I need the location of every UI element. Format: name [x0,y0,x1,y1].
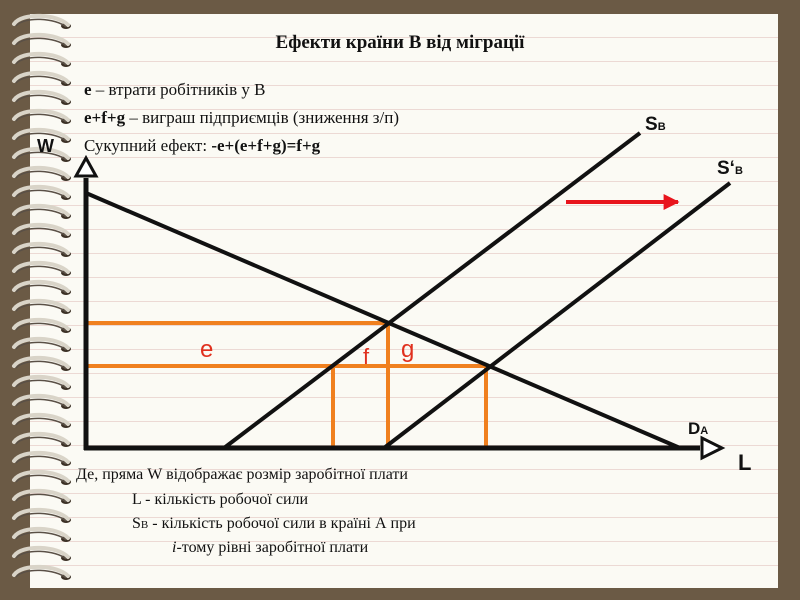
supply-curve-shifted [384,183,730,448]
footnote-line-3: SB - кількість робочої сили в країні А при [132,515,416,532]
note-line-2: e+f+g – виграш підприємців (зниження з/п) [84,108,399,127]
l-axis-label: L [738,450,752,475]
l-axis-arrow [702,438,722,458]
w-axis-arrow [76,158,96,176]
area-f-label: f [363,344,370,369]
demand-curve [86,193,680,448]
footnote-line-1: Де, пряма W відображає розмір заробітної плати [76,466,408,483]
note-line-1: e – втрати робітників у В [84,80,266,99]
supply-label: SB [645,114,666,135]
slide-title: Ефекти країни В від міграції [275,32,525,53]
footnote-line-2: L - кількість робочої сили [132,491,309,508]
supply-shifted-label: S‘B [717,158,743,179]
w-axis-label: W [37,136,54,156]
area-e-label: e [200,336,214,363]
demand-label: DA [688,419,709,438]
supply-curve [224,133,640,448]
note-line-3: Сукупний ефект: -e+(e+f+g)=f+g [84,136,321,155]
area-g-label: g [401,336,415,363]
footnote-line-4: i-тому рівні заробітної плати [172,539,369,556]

## JOB
Give the entry above as a JSON list of strings, one string per line, with blank lines skipped and the picture left out.

## TASK RESPONSE
[
  "I need the location of every UI element. Format: name [x0,y0,x1,y1].",
  "supply-curve-shifted [384,183,730,448]",
  "footnote-line-3: SB - кількість робочої сили в країні А при [132,515,416,532]",
  "note-line-2: e+f+g – виграш підприємців (зниження з/п) [84,108,399,127]",
  "l-axis-label: L [738,450,752,475]",
  "l-axis-arrow [702,438,722,458]",
  "w-axis-arrow [76,158,96,176]",
  "area-f-label: f [363,344,370,369]",
  "demand-curve [86,193,680,448]",
  "footnote-line-1: Де, пряма W відображає розмір заробітної плати [76,466,408,483]",
  "note-line-1: e – втрати робітників у В [84,80,266,99]",
  "supply-label: SB [645,114,666,135]",
  "slide-title: Ефекти країни В від міграції [275,32,525,53]",
  "footnote-line-2: L - кількість робочої сили [132,491,309,508]",
  "supply-shifted-label: S‘B [717,158,743,179]",
  "w-axis-label: W [37,136,54,156]",
  "area-e-label: e [200,336,214,363]",
  "demand-label: DA [688,419,709,438]",
  "supply-curve [224,133,640,448]",
  "note-line-3: Сукупний ефект: -e+(e+f+g)=f+g [84,136,321,155]",
  "area-g-label: g [401,336,415,363]",
  "footnote-line-4: i-тому рівні заробітної плати [172,539,369,556]"
]